[RECORD EXCERPTS start]
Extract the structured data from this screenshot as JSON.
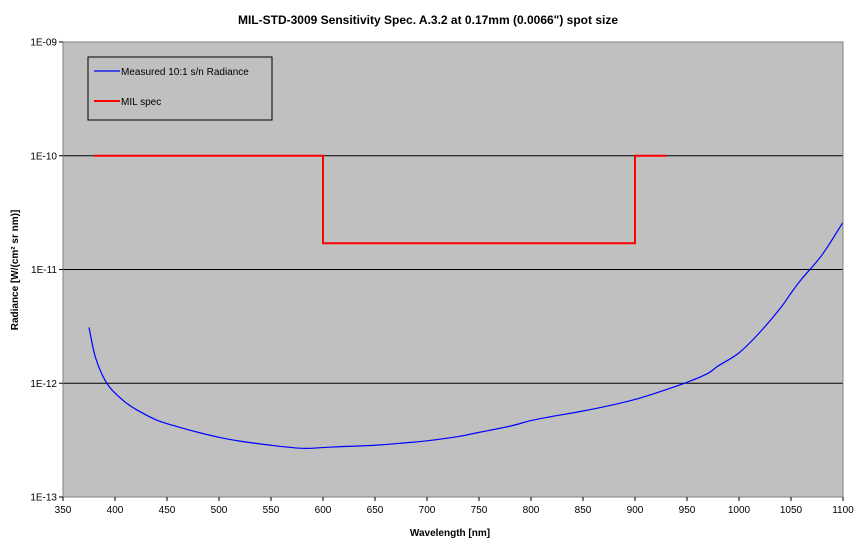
{
  "chart_data": {
    "type": "line",
    "title": "MIL-STD-3009 Sensitivity Spec. A.3.2 at 0.17mm (0.0066\") spot size",
    "xlabel": "Wavelength [nm]",
    "ylabel": "Radiance [W/(cm² sr nm)]",
    "xlim": [
      350,
      1100
    ],
    "ylim": [
      1e-13,
      1e-09
    ],
    "yscale": "log",
    "x_ticks": [
      350,
      400,
      450,
      500,
      550,
      600,
      650,
      700,
      750,
      800,
      850,
      900,
      950,
      1000,
      1050,
      1100
    ],
    "x_tick_labels": [
      "350",
      "400",
      "450",
      "500",
      "550",
      "600",
      "650",
      "700",
      "750",
      "800",
      "850",
      "900",
      "950",
      "1000",
      "1050",
      "1100"
    ],
    "y_ticks": [
      1e-13,
      1e-12,
      1e-11,
      1e-10,
      1e-09
    ],
    "y_tick_labels": [
      "1E-13",
      "1E-12",
      "1E-11",
      "1E-10",
      "1E-09"
    ],
    "grid": "horizontal",
    "legend_position": "top-left",
    "plot_background": "#c0c0c0",
    "series": [
      {
        "name": "Measured 10:1 s/n Radiance",
        "color": "#0000ff",
        "x": [
          375,
          380,
          385,
          390,
          395,
          400,
          410,
          420,
          440,
          460,
          480,
          500,
          520,
          550,
          580,
          600,
          620,
          650,
          680,
          700,
          730,
          750,
          780,
          800,
          820,
          850,
          880,
          900,
          920,
          950,
          970,
          980,
          1000,
          1020,
          1040,
          1050,
          1060,
          1080,
          1100
        ],
        "y": [
          3.1e-12,
          1.85e-12,
          1.35e-12,
          1.08e-12,
          9.2e-13,
          8.2e-13,
          6.8e-13,
          5.9e-13,
          4.75e-13,
          4.15e-13,
          3.7e-13,
          3.35e-13,
          3.1e-13,
          2.85e-13,
          2.68e-13,
          2.72e-13,
          2.78e-13,
          2.85e-13,
          3e-13,
          3.12e-13,
          3.4e-13,
          3.7e-13,
          4.2e-13,
          4.7e-13,
          5.1e-13,
          5.7e-13,
          6.5e-13,
          7.2e-13,
          8.2e-13,
          1.02e-12,
          1.22e-12,
          1.42e-12,
          1.85e-12,
          2.8e-12,
          4.6e-12,
          6.2e-12,
          8.2e-12,
          1.35e-11,
          2.6e-11
        ]
      },
      {
        "name": "MIL spec",
        "color": "#ff0000",
        "x": [
          380,
          600,
          600,
          900,
          900,
          930
        ],
        "y": [
          1e-10,
          1e-10,
          1.7e-11,
          1.7e-11,
          1e-10,
          1e-10
        ]
      }
    ]
  }
}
[RECORD EXCERPTS end]
> EXERCISE INSTRUCTIONS: Will you restate every entry word for word and omit the images?

> FINISHED EXERCISE:
Extract the structured data from this screenshot as JSON.
{
  "chart_data": {
    "type": "line",
    "title": "MIL-STD-3009 Sensitivity Spec. A.3.2 at 0.17mm (0.0066\") spot size",
    "xlabel": "Wavelength [nm]",
    "ylabel": "Radiance [W/(cm² sr nm)]",
    "xlim": [
      350,
      1100
    ],
    "ylim": [
      1e-13,
      1e-09
    ],
    "yscale": "log",
    "x_ticks": [
      350,
      400,
      450,
      500,
      550,
      600,
      650,
      700,
      750,
      800,
      850,
      900,
      950,
      1000,
      1050,
      1100
    ],
    "x_tick_labels": [
      "350",
      "400",
      "450",
      "500",
      "550",
      "600",
      "650",
      "700",
      "750",
      "800",
      "850",
      "900",
      "950",
      "1000",
      "1050",
      "1100"
    ],
    "y_ticks": [
      1e-13,
      1e-12,
      1e-11,
      1e-10,
      1e-09
    ],
    "y_tick_labels": [
      "1E-13",
      "1E-12",
      "1E-11",
      "1E-10",
      "1E-09"
    ],
    "grid": "horizontal",
    "legend_position": "top-left",
    "plot_background": "#c0c0c0",
    "series": [
      {
        "name": "Measured 10:1 s/n Radiance",
        "color": "#0000ff",
        "x": [
          375,
          380,
          385,
          390,
          395,
          400,
          410,
          420,
          440,
          460,
          480,
          500,
          520,
          550,
          580,
          600,
          620,
          650,
          680,
          700,
          730,
          750,
          780,
          800,
          820,
          850,
          880,
          900,
          920,
          950,
          970,
          980,
          1000,
          1020,
          1040,
          1050,
          1060,
          1080,
          1100
        ],
        "y": [
          3.1e-12,
          1.85e-12,
          1.35e-12,
          1.08e-12,
          9.2e-13,
          8.2e-13,
          6.8e-13,
          5.9e-13,
          4.75e-13,
          4.15e-13,
          3.7e-13,
          3.35e-13,
          3.1e-13,
          2.85e-13,
          2.68e-13,
          2.72e-13,
          2.78e-13,
          2.85e-13,
          3e-13,
          3.12e-13,
          3.4e-13,
          3.7e-13,
          4.2e-13,
          4.7e-13,
          5.1e-13,
          5.7e-13,
          6.5e-13,
          7.2e-13,
          8.2e-13,
          1.02e-12,
          1.22e-12,
          1.42e-12,
          1.85e-12,
          2.8e-12,
          4.6e-12,
          6.2e-12,
          8.2e-12,
          1.35e-11,
          2.6e-11
        ]
      },
      {
        "name": "MIL spec",
        "color": "#ff0000",
        "x": [
          380,
          600,
          600,
          900,
          900,
          930
        ],
        "y": [
          1e-10,
          1e-10,
          1.7e-11,
          1.7e-11,
          1e-10,
          1e-10
        ]
      }
    ]
  }
}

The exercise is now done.